## begin

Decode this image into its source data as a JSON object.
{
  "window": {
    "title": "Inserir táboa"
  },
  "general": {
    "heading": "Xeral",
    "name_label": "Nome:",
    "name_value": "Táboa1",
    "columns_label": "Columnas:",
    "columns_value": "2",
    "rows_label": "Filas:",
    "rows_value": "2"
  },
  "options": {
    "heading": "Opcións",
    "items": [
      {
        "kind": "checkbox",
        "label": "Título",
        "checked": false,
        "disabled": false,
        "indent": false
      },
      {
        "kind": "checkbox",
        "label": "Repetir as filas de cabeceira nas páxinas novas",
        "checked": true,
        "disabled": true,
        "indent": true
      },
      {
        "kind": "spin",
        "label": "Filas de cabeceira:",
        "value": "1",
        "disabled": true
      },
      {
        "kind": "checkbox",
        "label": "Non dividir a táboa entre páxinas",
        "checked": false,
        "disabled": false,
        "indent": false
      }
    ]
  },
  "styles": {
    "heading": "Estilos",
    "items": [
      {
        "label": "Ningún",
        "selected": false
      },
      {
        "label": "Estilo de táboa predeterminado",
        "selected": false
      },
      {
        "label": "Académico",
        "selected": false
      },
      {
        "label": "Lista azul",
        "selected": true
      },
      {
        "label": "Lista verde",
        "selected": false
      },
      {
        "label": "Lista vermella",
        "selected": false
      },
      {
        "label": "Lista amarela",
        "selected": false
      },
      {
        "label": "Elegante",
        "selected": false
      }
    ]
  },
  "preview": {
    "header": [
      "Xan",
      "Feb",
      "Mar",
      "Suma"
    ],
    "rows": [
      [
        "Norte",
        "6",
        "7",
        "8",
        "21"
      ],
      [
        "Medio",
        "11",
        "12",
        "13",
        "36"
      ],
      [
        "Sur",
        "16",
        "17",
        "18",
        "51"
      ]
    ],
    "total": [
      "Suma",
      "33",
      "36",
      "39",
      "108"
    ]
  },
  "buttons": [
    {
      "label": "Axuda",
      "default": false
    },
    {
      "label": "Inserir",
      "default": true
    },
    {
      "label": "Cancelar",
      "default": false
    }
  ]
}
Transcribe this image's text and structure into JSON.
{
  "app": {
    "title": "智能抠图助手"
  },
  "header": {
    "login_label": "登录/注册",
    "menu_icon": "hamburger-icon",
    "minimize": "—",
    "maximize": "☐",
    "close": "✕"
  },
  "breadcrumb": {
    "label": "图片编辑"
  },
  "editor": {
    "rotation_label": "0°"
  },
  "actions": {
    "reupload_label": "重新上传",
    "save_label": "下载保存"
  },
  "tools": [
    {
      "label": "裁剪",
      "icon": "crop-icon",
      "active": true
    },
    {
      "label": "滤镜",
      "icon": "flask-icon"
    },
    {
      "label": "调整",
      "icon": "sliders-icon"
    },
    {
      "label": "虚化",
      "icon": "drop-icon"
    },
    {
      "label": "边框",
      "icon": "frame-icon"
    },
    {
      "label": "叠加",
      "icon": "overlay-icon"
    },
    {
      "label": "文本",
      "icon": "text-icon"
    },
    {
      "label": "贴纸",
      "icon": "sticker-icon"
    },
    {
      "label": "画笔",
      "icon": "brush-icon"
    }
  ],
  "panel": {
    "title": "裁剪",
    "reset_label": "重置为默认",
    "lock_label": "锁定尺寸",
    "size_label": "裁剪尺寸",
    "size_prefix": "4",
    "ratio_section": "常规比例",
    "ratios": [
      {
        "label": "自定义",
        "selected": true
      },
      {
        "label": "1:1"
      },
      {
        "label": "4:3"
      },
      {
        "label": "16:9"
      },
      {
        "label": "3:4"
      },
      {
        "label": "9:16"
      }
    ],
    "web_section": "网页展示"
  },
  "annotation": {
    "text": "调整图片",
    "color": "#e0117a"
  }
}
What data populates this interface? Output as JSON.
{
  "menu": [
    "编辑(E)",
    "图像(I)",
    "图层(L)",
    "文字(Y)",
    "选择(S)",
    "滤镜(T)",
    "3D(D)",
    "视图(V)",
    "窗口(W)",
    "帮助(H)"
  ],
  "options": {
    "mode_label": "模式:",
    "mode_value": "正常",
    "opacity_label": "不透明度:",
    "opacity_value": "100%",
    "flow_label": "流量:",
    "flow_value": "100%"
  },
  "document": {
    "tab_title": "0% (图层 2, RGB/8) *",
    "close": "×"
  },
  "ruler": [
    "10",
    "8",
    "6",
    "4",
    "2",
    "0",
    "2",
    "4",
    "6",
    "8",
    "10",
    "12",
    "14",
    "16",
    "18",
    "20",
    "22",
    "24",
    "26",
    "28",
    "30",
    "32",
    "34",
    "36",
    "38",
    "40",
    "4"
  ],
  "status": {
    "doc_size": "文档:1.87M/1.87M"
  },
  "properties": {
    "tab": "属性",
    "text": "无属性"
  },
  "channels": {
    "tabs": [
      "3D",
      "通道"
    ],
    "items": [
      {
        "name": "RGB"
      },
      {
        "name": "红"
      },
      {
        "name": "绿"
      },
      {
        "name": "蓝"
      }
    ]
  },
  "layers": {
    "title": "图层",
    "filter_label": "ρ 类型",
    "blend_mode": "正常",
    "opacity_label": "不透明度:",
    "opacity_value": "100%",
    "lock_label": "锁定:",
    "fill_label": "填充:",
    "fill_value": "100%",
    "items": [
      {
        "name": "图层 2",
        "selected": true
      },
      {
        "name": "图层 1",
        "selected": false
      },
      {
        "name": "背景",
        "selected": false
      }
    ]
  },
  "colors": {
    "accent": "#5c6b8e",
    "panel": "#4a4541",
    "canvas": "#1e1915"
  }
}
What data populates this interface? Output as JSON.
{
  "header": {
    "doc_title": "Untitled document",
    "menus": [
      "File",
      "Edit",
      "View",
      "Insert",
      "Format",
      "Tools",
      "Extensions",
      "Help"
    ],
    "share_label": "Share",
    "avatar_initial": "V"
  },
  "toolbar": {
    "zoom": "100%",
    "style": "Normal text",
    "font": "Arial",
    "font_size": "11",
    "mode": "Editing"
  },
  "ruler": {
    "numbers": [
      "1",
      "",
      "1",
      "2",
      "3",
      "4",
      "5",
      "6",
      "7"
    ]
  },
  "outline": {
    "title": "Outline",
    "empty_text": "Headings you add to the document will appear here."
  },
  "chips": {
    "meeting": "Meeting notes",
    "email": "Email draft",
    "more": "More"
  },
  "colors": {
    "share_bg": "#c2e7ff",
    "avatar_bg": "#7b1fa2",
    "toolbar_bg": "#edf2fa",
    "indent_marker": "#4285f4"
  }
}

## end

◆ **Instruction**
Send back every record, precisely as written.

◆ **Response**
Decode this image into its source data as a JSON object.
{
  "window": {
    "title": "Inserir táboa"
  },
  "general": {
    "heading": "Xeral",
    "name_label": "Nome:",
    "name_value": "Táboa1",
    "columns_label": "Columnas:",
    "columns_value": "2",
    "rows_label": "Filas:",
    "rows_value": "2"
  },
  "options": {
    "heading": "Opcións",
    "items": [
      {
        "kind": "checkbox",
        "label": "Título",
        "checked": false,
        "disabled": false,
        "indent": false
      },
      {
        "kind": "checkbox",
        "label": "Repetir as filas de cabeceira nas páxinas novas",
        "checked": true,
        "disabled": true,
        "indent": true
      },
      {
        "kind": "spin",
        "label": "Filas de cabeceira:",
        "value": "1",
        "disabled": true
      },
      {
        "kind": "checkbox",
        "label": "Non dividir a táboa entre páxinas",
        "checked": false,
        "disabled": false,
        "indent": false
      }
    ]
  },
  "styles": {
    "heading": "Estilos",
    "items": [
      {
        "label": "Ningún",
        "selected": false
      },
      {
        "label": "Estilo de táboa predeterminado",
        "selected": false
      },
      {
        "label": "Académico",
        "selected": false
      },
      {
        "label": "Lista azul",
        "selected": true
      },
      {
        "label": "Lista verde",
        "selected": false
      },
      {
        "label": "Lista vermella",
        "selected": false
      },
      {
        "label": "Lista amarela",
        "selected": false
      },
      {
        "label": "Elegante",
        "selected": false
      }
    ]
  },
  "preview": {
    "header": [
      "Xan",
      "Feb",
      "Mar",
      "Suma"
    ],
    "rows": [
      [
        "Norte",
        "6",
        "7",
        "8",
        "21"
      ],
      [
        "Medio",
        "11",
        "12",
        "13",
        "36"
      ],
      [
        "Sur",
        "16",
        "17",
        "18",
        "51"
      ]
    ],
    "total": [
      "Suma",
      "33",
      "36",
      "39",
      "108"
    ]
  },
  "buttons": [
    {
      "label": "Axuda",
      "default": false
    },
    {
      "label": "Inserir",
      "default": true
    },
    {
      "label": "Cancelar",
      "default": false
    }
  ]
}
Transcribe this image's text and structure into JSON.
{
  "app": {
    "title": "智能抠图助手"
  },
  "header": {
    "login_label": "登录/注册",
    "menu_icon": "hamburger-icon",
    "minimize": "—",
    "maximize": "☐",
    "close": "✕"
  },
  "breadcrumb": {
    "label": "图片编辑"
  },
  "editor": {
    "rotation_label": "0°"
  },
  "actions": {
    "reupload_label": "重新上传",
    "save_label": "下载保存"
  },
  "tools": [
    {
      "label": "裁剪",
      "icon": "crop-icon",
      "active": true
    },
    {
      "label": "滤镜",
      "icon": "flask-icon"
    },
    {
      "label": "调整",
      "icon": "sliders-icon"
    },
    {
      "label": "虚化",
      "icon": "drop-icon"
    },
    {
      "label": "边框",
      "icon": "frame-icon"
    },
    {
      "label": "叠加",
      "icon": "overlay-icon"
    },
    {
      "label": "文本",
      "icon": "text-icon"
    },
    {
      "label": "贴纸",
      "icon": "sticker-icon"
    },
    {
      "label": "画笔",
      "icon": "brush-icon"
    }
  ],
  "panel": {
    "title": "裁剪",
    "reset_label": "重置为默认",
    "lock_label": "锁定尺寸",
    "size_label": "裁剪尺寸",
    "size_prefix": "4",
    "ratio_section": "常规比例",
    "ratios": [
      {
        "label": "自定义",
        "selected": true
      },
      {
        "label": "1:1"
      },
      {
        "label": "4:3"
      },
      {
        "label": "16:9"
      },
      {
        "label": "3:4"
      },
      {
        "label": "9:16"
      }
    ],
    "web_section": "网页展示"
  },
  "annotation": {
    "text": "调整图片",
    "color": "#e0117a"
  }
}
What data populates this interface? Output as JSON.
{
  "menu": [
    "编辑(E)",
    "图像(I)",
    "图层(L)",
    "文字(Y)",
    "选择(S)",
    "滤镜(T)",
    "3D(D)",
    "视图(V)",
    "窗口(W)",
    "帮助(H)"
  ],
  "options": {
    "mode_label": "模式:",
    "mode_value": "正常",
    "opacity_label": "不透明度:",
    "opacity_value": "100%",
    "flow_label": "流量:",
    "flow_value": "100%"
  },
  "document": {
    "tab_title": "0% (图层 2, RGB/8) *",
    "close": "×"
  },
  "ruler": [
    "10",
    "8",
    "6",
    "4",
    "2",
    "0",
    "2",
    "4",
    "6",
    "8",
    "10",
    "12",
    "14",
    "16",
    "18",
    "20",
    "22",
    "24",
    "26",
    "28",
    "30",
    "32",
    "34",
    "36",
    "38",
    "40",
    "4"
  ],
  "status": {
    "doc_size": "文档:1.87M/1.87M"
  },
  "properties": {
    "tab": "属性",
    "text": "无属性"
  },
  "channels": {
    "tabs": [
      "3D",
      "通道"
    ],
    "items": [
      {
        "name": "RGB"
      },
      {
        "name": "红"
      },
      {
        "name": "绿"
      },
      {
        "name": "蓝"
      }
    ]
  },
  "layers": {
    "title": "图层",
    "filter_label": "ρ 类型",
    "blend_mode": "正常",
    "opacity_label": "不透明度:",
    "opacity_value": "100%",
    "lock_label": "锁定:",
    "fill_label": "填充:",
    "fill_value": "100%",
    "items": [
      {
        "name": "图层 2",
        "selected": true
      },
      {
        "name": "图层 1",
        "selected": false
      },
      {
        "name": "背景",
        "selected": false
      }
    ]
  },
  "colors": {
    "accent": "#5c6b8e",
    "panel": "#4a4541",
    "canvas": "#1e1915"
  }
}
What data populates this interface? Output as JSON.
{
  "header": {
    "doc_title": "Untitled document",
    "menus": [
      "File",
      "Edit",
      "View",
      "Insert",
      "Format",
      "Tools",
      "Extensions",
      "Help"
    ],
    "share_label": "Share",
    "avatar_initial": "V"
  },
  "toolbar": {
    "zoom": "100%",
    "style": "Normal text",
    "font": "Arial",
    "font_size": "11",
    "mode": "Editing"
  },
  "ruler": {
    "numbers": [
      "1",
      "",
      "1",
      "2",
      "3",
      "4",
      "5",
      "6",
      "7"
    ]
  },
  "outline": {
    "title": "Outline",
    "empty_text": "Headings you add to the document will appear here."
  },
  "chips": {
    "meeting": "Meeting notes",
    "email": "Email draft",
    "more": "More"
  },
  "colors": {
    "share_bg": "#c2e7ff",
    "avatar_bg": "#7b1fa2",
    "toolbar_bg": "#edf2fa",
    "indent_marker": "#4285f4"
  }
}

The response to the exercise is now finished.